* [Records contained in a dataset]
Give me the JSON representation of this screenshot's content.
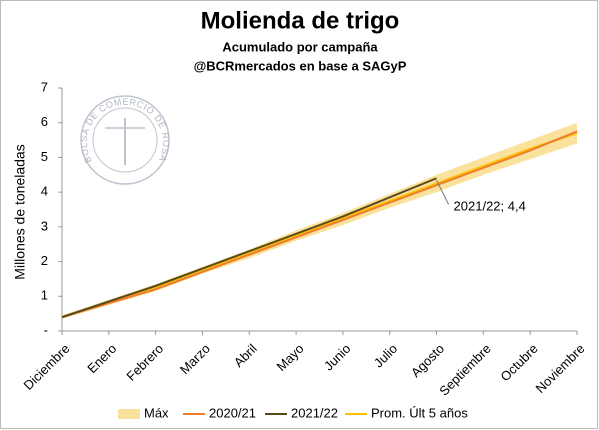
{
  "chart_data": {
    "type": "line",
    "title": "Molienda de trigo",
    "subtitle": "Acumulado por campaña",
    "source": "@BCRmercados en base a SAGyP",
    "logo_text": "BOLSA DE COMERCIO DE ROSARIO",
    "y_label": "Millones de toneladas",
    "categories": [
      "Diciembre",
      "Enero",
      "Febrero",
      "Marzo",
      "Abril",
      "Mayo",
      "Junio",
      "Julio",
      "Agosto",
      "Septiembre",
      "Octubre",
      "Noviembre"
    ],
    "band": {
      "name": "Máx",
      "color": "#fbe29c",
      "values": [
        0.45,
        0.9,
        1.35,
        1.85,
        2.35,
        2.9,
        3.4,
        3.95,
        4.5,
        5.0,
        5.5,
        6.0
      ],
      "low": [
        0.35,
        0.75,
        1.15,
        1.65,
        2.1,
        2.6,
        3.05,
        3.55,
        4.0,
        4.5,
        4.95,
        5.4
      ]
    },
    "series": [
      {
        "name": "2020/21",
        "color": "#ed7d31",
        "values": [
          0.4,
          0.8,
          1.2,
          1.7,
          2.2,
          2.7,
          3.2,
          3.7,
          4.2,
          4.7,
          5.2,
          5.75
        ]
      },
      {
        "name": "2021/22",
        "color": "#5b4a1c",
        "values": [
          0.4,
          0.85,
          1.3,
          1.8,
          2.3,
          2.8,
          3.3,
          3.85,
          4.4,
          null,
          null,
          null
        ]
      },
      {
        "name": "Prom. Últ 5 años",
        "color": "#ffc000",
        "values": [
          0.4,
          0.8,
          1.25,
          1.75,
          2.25,
          2.75,
          3.25,
          3.75,
          4.25,
          4.75,
          5.25,
          5.7
        ]
      }
    ],
    "annotation": "2021/22; 4,4",
    "ylim": [
      0,
      7
    ],
    "yticks": [
      {
        "value": 0,
        "label": "-"
      },
      1,
      2,
      3,
      4,
      5,
      6,
      7
    ]
  }
}
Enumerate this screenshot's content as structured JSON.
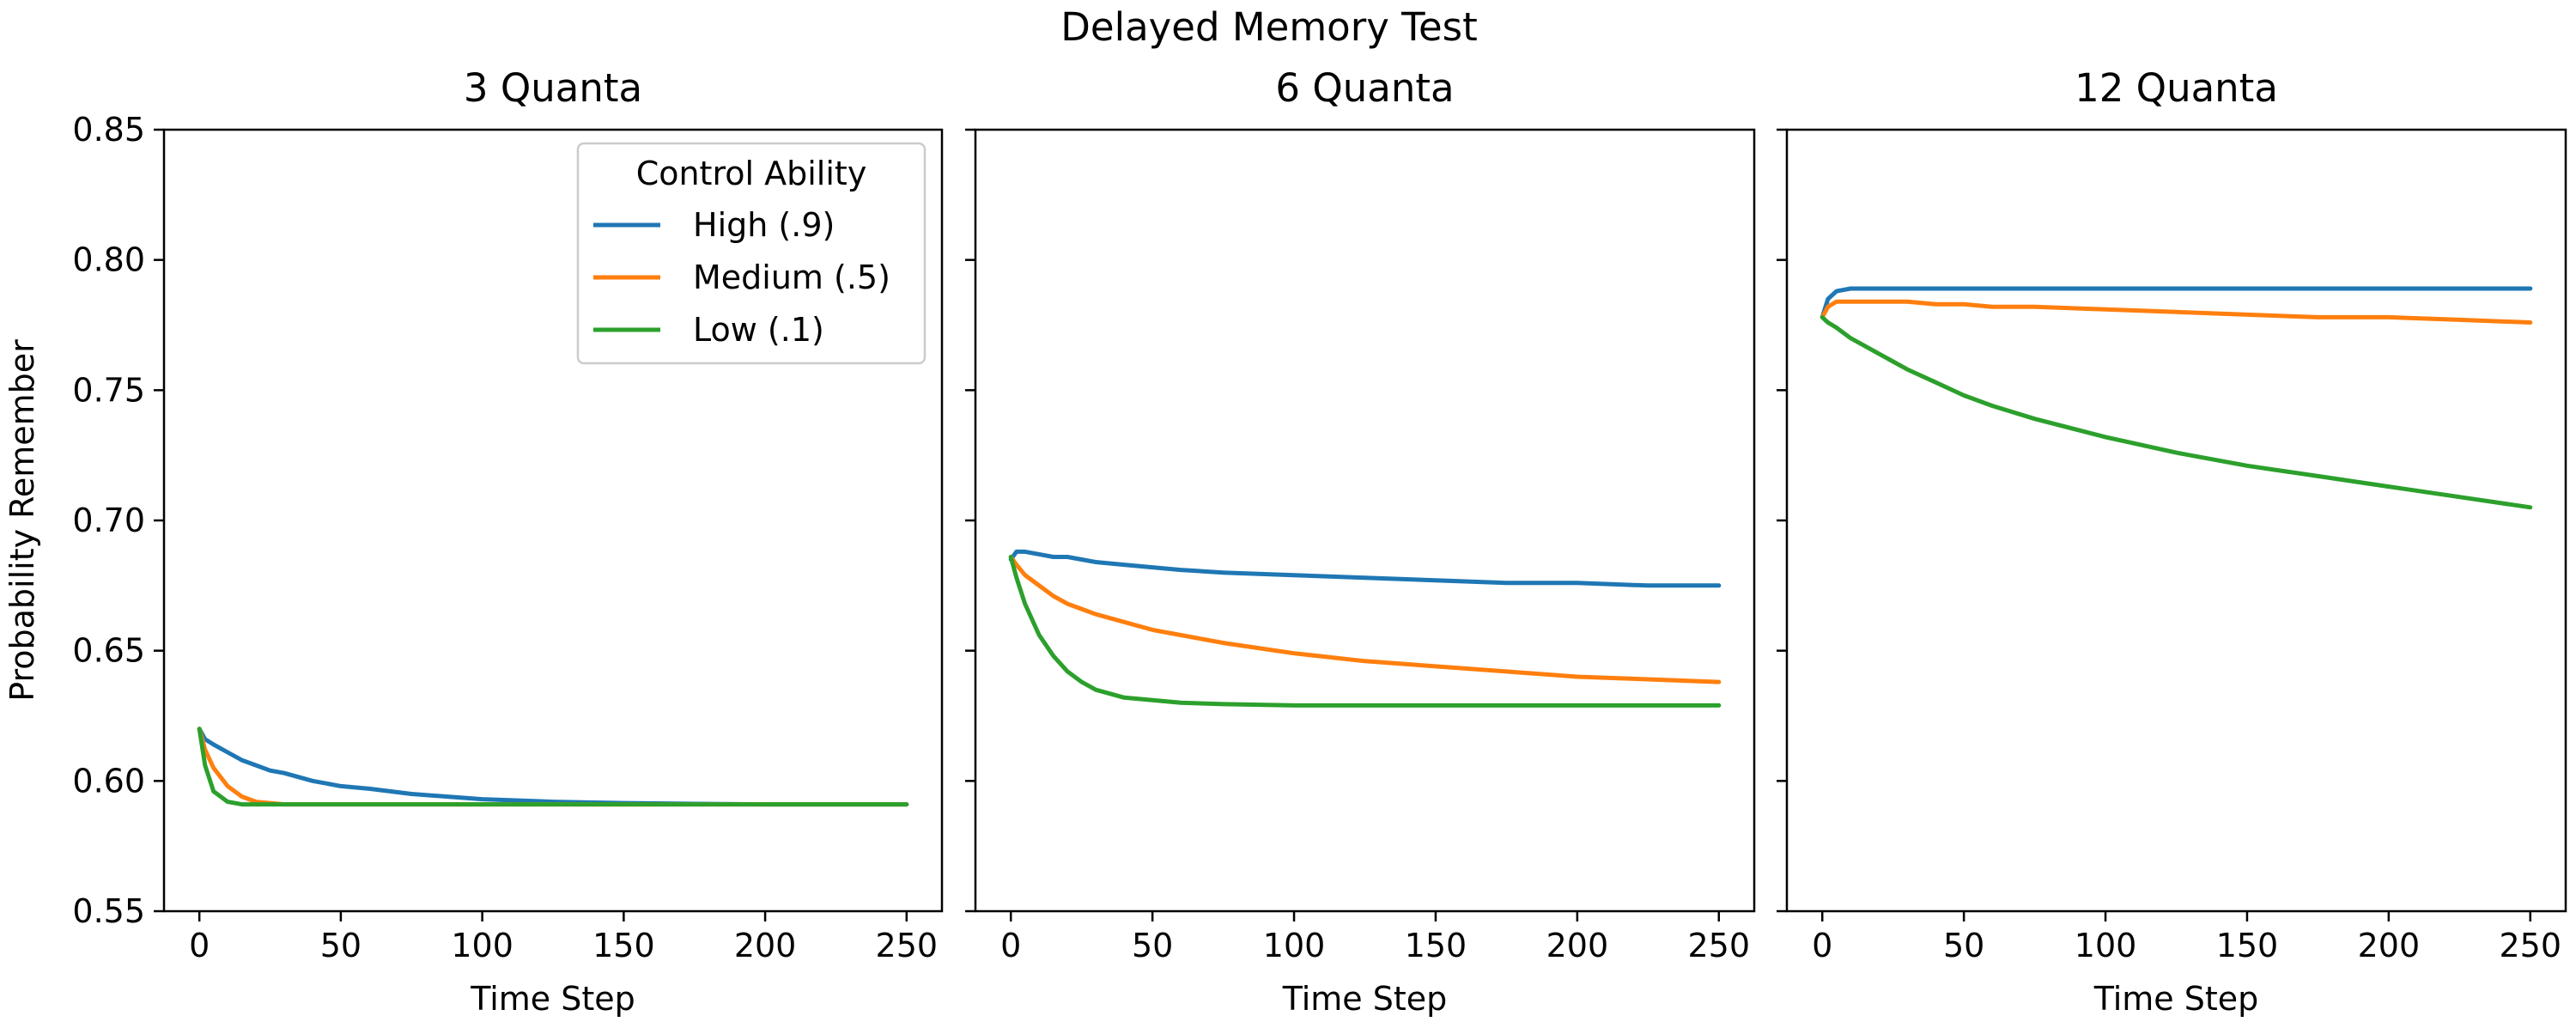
{
  "figure": {
    "suptitle": "Delayed Memory Test"
  },
  "chart_data": [
    {
      "type": "line",
      "title": "3 Quanta",
      "xlabel": "Time Step",
      "ylabel": "Probability Remember",
      "xlim": [
        -12.5,
        262.5
      ],
      "ylim": [
        0.55,
        0.85
      ],
      "xticks": [
        0,
        50,
        100,
        150,
        200,
        250
      ],
      "yticks": [
        0.55,
        0.6,
        0.65,
        0.7,
        0.75,
        0.8,
        0.85
      ],
      "ytick_labels": [
        "0.55",
        "0.60",
        "0.65",
        "0.70",
        "0.75",
        "0.80",
        "0.85"
      ],
      "show_ytick_labels": true,
      "grid": false,
      "legend": {
        "title": "Control Ability",
        "placement": "top-right"
      },
      "x": [
        0,
        2,
        5,
        10,
        15,
        20,
        25,
        30,
        40,
        50,
        60,
        75,
        100,
        125,
        150,
        175,
        200,
        225,
        250
      ],
      "series": [
        {
          "name": "High (.9)",
          "color": "#1f77b4",
          "values": [
            0.62,
            0.616,
            0.614,
            0.611,
            0.608,
            0.606,
            0.604,
            0.603,
            0.6,
            0.598,
            0.597,
            0.595,
            0.593,
            0.592,
            0.5915,
            0.5912,
            0.591,
            0.591,
            0.591
          ]
        },
        {
          "name": "Medium (.5)",
          "color": "#ff7f0e",
          "values": [
            0.62,
            0.612,
            0.605,
            0.598,
            0.594,
            0.592,
            0.5915,
            0.591,
            0.591,
            0.591,
            0.591,
            0.591,
            0.591,
            0.591,
            0.591,
            0.591,
            0.591,
            0.591,
            0.591
          ]
        },
        {
          "name": "Low (.1)",
          "color": "#2ca02c",
          "values": [
            0.62,
            0.606,
            0.596,
            0.592,
            0.591,
            0.591,
            0.591,
            0.591,
            0.591,
            0.591,
            0.591,
            0.591,
            0.591,
            0.591,
            0.591,
            0.591,
            0.591,
            0.591,
            0.591
          ]
        }
      ]
    },
    {
      "type": "line",
      "title": "6 Quanta",
      "xlabel": "Time Step",
      "ylabel": "",
      "xlim": [
        -12.5,
        262.5
      ],
      "ylim": [
        0.55,
        0.85
      ],
      "xticks": [
        0,
        50,
        100,
        150,
        200,
        250
      ],
      "yticks": [
        0.55,
        0.6,
        0.65,
        0.7,
        0.75,
        0.8,
        0.85
      ],
      "ytick_labels": [
        "",
        "",
        "",
        "",
        "",
        "",
        ""
      ],
      "show_ytick_labels": false,
      "grid": false,
      "legend": null,
      "x": [
        0,
        2,
        5,
        10,
        15,
        20,
        25,
        30,
        40,
        50,
        60,
        75,
        100,
        125,
        150,
        175,
        200,
        225,
        250
      ],
      "series": [
        {
          "name": "High (.9)",
          "color": "#1f77b4",
          "values": [
            0.685,
            0.688,
            0.688,
            0.687,
            0.686,
            0.686,
            0.685,
            0.684,
            0.683,
            0.682,
            0.681,
            0.68,
            0.679,
            0.678,
            0.677,
            0.676,
            0.676,
            0.675,
            0.675
          ]
        },
        {
          "name": "Medium (.5)",
          "color": "#ff7f0e",
          "values": [
            0.686,
            0.683,
            0.679,
            0.675,
            0.671,
            0.668,
            0.666,
            0.664,
            0.661,
            0.658,
            0.656,
            0.653,
            0.649,
            0.646,
            0.644,
            0.642,
            0.64,
            0.639,
            0.638
          ]
        },
        {
          "name": "Low (.1)",
          "color": "#2ca02c",
          "values": [
            0.686,
            0.678,
            0.668,
            0.656,
            0.648,
            0.642,
            0.638,
            0.635,
            0.632,
            0.631,
            0.63,
            0.6295,
            0.629,
            0.629,
            0.629,
            0.629,
            0.629,
            0.629,
            0.629
          ]
        }
      ]
    },
    {
      "type": "line",
      "title": "12 Quanta",
      "xlabel": "Time Step",
      "ylabel": "",
      "xlim": [
        -12.5,
        262.5
      ],
      "ylim": [
        0.55,
        0.85
      ],
      "xticks": [
        0,
        50,
        100,
        150,
        200,
        250
      ],
      "yticks": [
        0.55,
        0.6,
        0.65,
        0.7,
        0.75,
        0.8,
        0.85
      ],
      "ytick_labels": [
        "",
        "",
        "",
        "",
        "",
        "",
        ""
      ],
      "show_ytick_labels": false,
      "grid": false,
      "legend": null,
      "x": [
        0,
        2,
        5,
        10,
        15,
        20,
        25,
        30,
        40,
        50,
        60,
        75,
        100,
        125,
        150,
        175,
        200,
        225,
        250
      ],
      "series": [
        {
          "name": "High (.9)",
          "color": "#1f77b4",
          "values": [
            0.778,
            0.785,
            0.788,
            0.789,
            0.789,
            0.789,
            0.789,
            0.789,
            0.789,
            0.789,
            0.789,
            0.789,
            0.789,
            0.789,
            0.789,
            0.789,
            0.789,
            0.789,
            0.789
          ]
        },
        {
          "name": "Medium (.5)",
          "color": "#ff7f0e",
          "values": [
            0.778,
            0.782,
            0.784,
            0.784,
            0.784,
            0.784,
            0.784,
            0.784,
            0.783,
            0.783,
            0.782,
            0.782,
            0.781,
            0.78,
            0.779,
            0.778,
            0.778,
            0.777,
            0.776
          ]
        },
        {
          "name": "Low (.1)",
          "color": "#2ca02c",
          "values": [
            0.778,
            0.776,
            0.774,
            0.77,
            0.767,
            0.764,
            0.761,
            0.758,
            0.753,
            0.748,
            0.744,
            0.739,
            0.732,
            0.726,
            0.721,
            0.717,
            0.713,
            0.709,
            0.705
          ]
        }
      ]
    }
  ]
}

* [WRITTEN TASK] State the count of lines that contain the string "Quanta". Nothing else is needed.

* [ANSWER TO THIS TASK] 3